Data listing
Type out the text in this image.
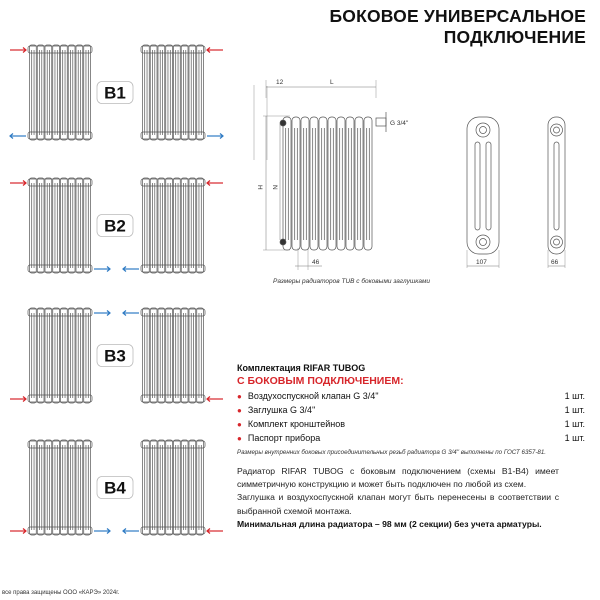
БОКОВОЕ УНИВЕРСАЛЬНОЕ
ПОДКЛЮЧЕНИЕ
B1
B2
B3
B4
12	L
G 3/4''
H N
46	107	66
Размеры радиаторов TUB с боковыми заглушками
Комплектация RIFAR TUBOG
С БОКОВЫМ ПОДКЛЮЧЕНИЕМ:
● Воздухоспускной клапан G 3/4''	1 шт.
● Заглушка G 3/4''	1 шт.
● Комплект кронштейнов	1 шт.
● Паспорт прибора	1 шт.
Размеры внутренних боковых присоединительных резьб радиатора G 3/4'' выполнены по ГОСТ 6357-81.
Радиатор RIFAR TUBOG с боковым подключением (схемы B1-B4) имеет симметричную конструкцию и может быть подключен по любой из схем.
Заглушка и воздухоспускной клапан могут быть перенесены в соответствии с выбранной схемой монтажа.
Минимальная длина радиатора – 98 мм (2 секции) без учета арматуры.
все права защищены ООО «КАРЭ» 2024г.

**EXERCISE:** All entries must be written out again exactly as given, with no pictures in the copy.

**COMPLETED TASK:**
Type out the text in this image.
БОКОВОЕ УНИВЕРСАЛЬНОЕ
ПОДКЛЮЧЕНИЕ
B1
B2
B3
B4
12	L
G 3/4''
H N
46	107	66
Размеры радиаторов TUB с боковыми заглушками
Комплектация RIFAR TUBOG
С БОКОВЫМ ПОДКЛЮЧЕНИЕМ:
● Воздухоспускной клапан G 3/4''	1 шт.
● Заглушка G 3/4''	1 шт.
● Комплект кронштейнов	1 шт.
● Паспорт прибора	1 шт.
Размеры внутренних боковых присоединительных резьб радиатора G 3/4'' выполнены по ГОСТ 6357-81.
Радиатор RIFAR TUBOG с боковым подключением (схемы B1-B4) имеет симметричную конструкцию и может быть подключен по любой из схем.
Заглушка и воздухоспускной клапан могут быть перенесены в соответствии с выбранной схемой монтажа.
Минимальная длина радиатора – 98 мм (2 секции) без учета арматуры.
все права защищены ООО «КАРЭ» 2024г.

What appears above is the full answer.